Work to complete: Please write out the complete listing that follows, exactly as it reads.

Exercise data:
^^^^^^^^^^^^^^^^
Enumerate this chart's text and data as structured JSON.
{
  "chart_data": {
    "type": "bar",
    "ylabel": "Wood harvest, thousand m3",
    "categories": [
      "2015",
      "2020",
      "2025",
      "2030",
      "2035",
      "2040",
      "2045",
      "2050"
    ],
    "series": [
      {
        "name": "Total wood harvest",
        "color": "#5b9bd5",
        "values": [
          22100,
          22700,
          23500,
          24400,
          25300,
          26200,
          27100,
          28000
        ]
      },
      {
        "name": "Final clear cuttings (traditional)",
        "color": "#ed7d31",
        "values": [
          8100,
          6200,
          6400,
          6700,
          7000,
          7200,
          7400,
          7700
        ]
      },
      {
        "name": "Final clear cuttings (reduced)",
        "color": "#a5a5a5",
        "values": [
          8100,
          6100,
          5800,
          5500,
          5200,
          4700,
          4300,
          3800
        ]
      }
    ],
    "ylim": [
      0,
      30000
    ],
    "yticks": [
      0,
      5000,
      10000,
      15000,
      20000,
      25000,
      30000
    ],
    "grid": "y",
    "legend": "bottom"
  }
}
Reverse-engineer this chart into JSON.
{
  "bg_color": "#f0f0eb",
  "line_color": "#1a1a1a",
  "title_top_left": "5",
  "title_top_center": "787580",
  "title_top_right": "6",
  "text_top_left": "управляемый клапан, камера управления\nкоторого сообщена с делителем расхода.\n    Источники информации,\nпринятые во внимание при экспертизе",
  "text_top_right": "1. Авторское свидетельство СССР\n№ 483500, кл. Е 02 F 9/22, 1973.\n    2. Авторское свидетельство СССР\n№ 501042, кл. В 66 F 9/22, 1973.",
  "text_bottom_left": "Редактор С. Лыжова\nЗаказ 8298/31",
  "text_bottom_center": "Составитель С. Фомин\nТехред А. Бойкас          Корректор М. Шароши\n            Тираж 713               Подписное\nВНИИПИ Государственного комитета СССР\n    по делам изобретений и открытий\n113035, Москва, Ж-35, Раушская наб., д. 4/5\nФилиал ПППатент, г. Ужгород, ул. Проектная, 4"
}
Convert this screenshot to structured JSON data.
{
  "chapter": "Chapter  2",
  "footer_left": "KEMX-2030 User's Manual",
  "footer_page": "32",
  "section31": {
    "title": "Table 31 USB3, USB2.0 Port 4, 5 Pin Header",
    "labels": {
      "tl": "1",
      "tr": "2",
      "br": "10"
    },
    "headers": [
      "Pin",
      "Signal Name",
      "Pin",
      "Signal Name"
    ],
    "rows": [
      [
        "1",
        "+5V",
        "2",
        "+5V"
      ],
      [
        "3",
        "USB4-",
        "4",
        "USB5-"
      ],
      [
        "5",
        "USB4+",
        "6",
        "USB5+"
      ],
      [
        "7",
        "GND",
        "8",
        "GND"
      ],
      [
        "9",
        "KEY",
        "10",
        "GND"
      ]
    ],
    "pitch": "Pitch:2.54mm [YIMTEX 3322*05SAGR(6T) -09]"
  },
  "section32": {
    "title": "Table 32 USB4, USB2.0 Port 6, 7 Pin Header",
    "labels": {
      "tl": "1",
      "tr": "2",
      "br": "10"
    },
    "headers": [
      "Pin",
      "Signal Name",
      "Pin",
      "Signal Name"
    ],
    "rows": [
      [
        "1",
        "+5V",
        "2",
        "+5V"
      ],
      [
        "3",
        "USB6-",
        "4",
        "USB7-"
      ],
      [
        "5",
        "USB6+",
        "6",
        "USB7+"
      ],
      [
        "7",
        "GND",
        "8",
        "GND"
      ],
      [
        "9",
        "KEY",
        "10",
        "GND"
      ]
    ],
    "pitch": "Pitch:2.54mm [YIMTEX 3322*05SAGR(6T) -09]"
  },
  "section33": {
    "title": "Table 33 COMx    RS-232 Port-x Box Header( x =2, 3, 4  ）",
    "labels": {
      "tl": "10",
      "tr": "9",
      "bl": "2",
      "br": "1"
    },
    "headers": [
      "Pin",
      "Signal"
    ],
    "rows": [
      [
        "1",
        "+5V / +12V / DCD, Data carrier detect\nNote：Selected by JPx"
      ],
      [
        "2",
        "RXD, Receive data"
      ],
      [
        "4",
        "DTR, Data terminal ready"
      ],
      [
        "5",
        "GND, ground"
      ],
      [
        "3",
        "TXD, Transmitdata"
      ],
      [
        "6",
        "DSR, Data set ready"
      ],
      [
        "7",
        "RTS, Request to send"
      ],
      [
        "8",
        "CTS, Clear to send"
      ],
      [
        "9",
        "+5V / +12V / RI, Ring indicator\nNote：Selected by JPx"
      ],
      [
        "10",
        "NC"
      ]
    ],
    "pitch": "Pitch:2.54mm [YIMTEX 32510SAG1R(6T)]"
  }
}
^^^^^^^^^^^^^^^^
Task solution:
Enumerate this chart's text and data as structured JSON.
{
  "chart_data": {
    "type": "bar",
    "ylabel": "Wood harvest, thousand m3",
    "categories": [
      "2015",
      "2020",
      "2025",
      "2030",
      "2035",
      "2040",
      "2045",
      "2050"
    ],
    "series": [
      {
        "name": "Total wood harvest",
        "color": "#5b9bd5",
        "values": [
          22100,
          22700,
          23500,
          24400,
          25300,
          26200,
          27100,
          28000
        ]
      },
      {
        "name": "Final clear cuttings (traditional)",
        "color": "#ed7d31",
        "values": [
          8100,
          6200,
          6400,
          6700,
          7000,
          7200,
          7400,
          7700
        ]
      },
      {
        "name": "Final clear cuttings (reduced)",
        "color": "#a5a5a5",
        "values": [
          8100,
          6100,
          5800,
          5500,
          5200,
          4700,
          4300,
          3800
        ]
      }
    ],
    "ylim": [
      0,
      30000
    ],
    "yticks": [
      0,
      5000,
      10000,
      15000,
      20000,
      25000,
      30000
    ],
    "grid": "y",
    "legend": "bottom"
  }
}
Reverse-engineer this chart into JSON.
{
  "bg_color": "#f0f0eb",
  "line_color": "#1a1a1a",
  "title_top_left": "5",
  "title_top_center": "787580",
  "title_top_right": "6",
  "text_top_left": "управляемый клапан, камера управления\nкоторого сообщена с делителем расхода.\n    Источники информации,\nпринятые во внимание при экспертизе",
  "text_top_right": "1. Авторское свидетельство СССР\n№ 483500, кл. Е 02 F 9/22, 1973.\n    2. Авторское свидетельство СССР\n№ 501042, кл. В 66 F 9/22, 1973.",
  "text_bottom_left": "Редактор С. Лыжова\nЗаказ 8298/31",
  "text_bottom_center": "Составитель С. Фомин\nТехред А. Бойкас          Корректор М. Шароши\n            Тираж 713               Подписное\nВНИИПИ Государственного комитета СССР\n    по делам изобретений и открытий\n113035, Москва, Ж-35, Раушская наб., д. 4/5\nФилиал ПППатент, г. Ужгород, ул. Проектная, 4"
}
Convert this screenshot to structured JSON data.
{
  "chapter": "Chapter  2",
  "footer_left": "KEMX-2030 User's Manual",
  "footer_page": "32",
  "section31": {
    "title": "Table 31 USB3, USB2.0 Port 4, 5 Pin Header",
    "labels": {
      "tl": "1",
      "tr": "2",
      "br": "10"
    },
    "headers": [
      "Pin",
      "Signal Name",
      "Pin",
      "Signal Name"
    ],
    "rows": [
      [
        "1",
        "+5V",
        "2",
        "+5V"
      ],
      [
        "3",
        "USB4-",
        "4",
        "USB5-"
      ],
      [
        "5",
        "USB4+",
        "6",
        "USB5+"
      ],
      [
        "7",
        "GND",
        "8",
        "GND"
      ],
      [
        "9",
        "KEY",
        "10",
        "GND"
      ]
    ],
    "pitch": "Pitch:2.54mm [YIMTEX 3322*05SAGR(6T) -09]"
  },
  "section32": {
    "title": "Table 32 USB4, USB2.0 Port 6, 7 Pin Header",
    "labels": {
      "tl": "1",
      "tr": "2",
      "br": "10"
    },
    "headers": [
      "Pin",
      "Signal Name",
      "Pin",
      "Signal Name"
    ],
    "rows": [
      [
        "1",
        "+5V",
        "2",
        "+5V"
      ],
      [
        "3",
        "USB6-",
        "4",
        "USB7-"
      ],
      [
        "5",
        "USB6+",
        "6",
        "USB7+"
      ],
      [
        "7",
        "GND",
        "8",
        "GND"
      ],
      [
        "9",
        "KEY",
        "10",
        "GND"
      ]
    ],
    "pitch": "Pitch:2.54mm [YIMTEX 3322*05SAGR(6T) -09]"
  },
  "section33": {
    "title": "Table 33 COMx    RS-232 Port-x Box Header( x =2, 3, 4  ）",
    "labels": {
      "tl": "10",
      "tr": "9",
      "bl": "2",
      "br": "1"
    },
    "headers": [
      "Pin",
      "Signal"
    ],
    "rows": [
      [
        "1",
        "+5V / +12V / DCD, Data carrier detect\nNote：Selected by JPx"
      ],
      [
        "2",
        "RXD, Receive data"
      ],
      [
        "4",
        "DTR, Data terminal ready"
      ],
      [
        "5",
        "GND, ground"
      ],
      [
        "3",
        "TXD, Transmitdata"
      ],
      [
        "6",
        "DSR, Data set ready"
      ],
      [
        "7",
        "RTS, Request to send"
      ],
      [
        "8",
        "CTS, Clear to send"
      ],
      [
        "9",
        "+5V / +12V / RI, Ring indicator\nNote：Selected by JPx"
      ],
      [
        "10",
        "NC"
      ]
    ],
    "pitch": "Pitch:2.54mm [YIMTEX 32510SAG1R(6T)]"
  }
}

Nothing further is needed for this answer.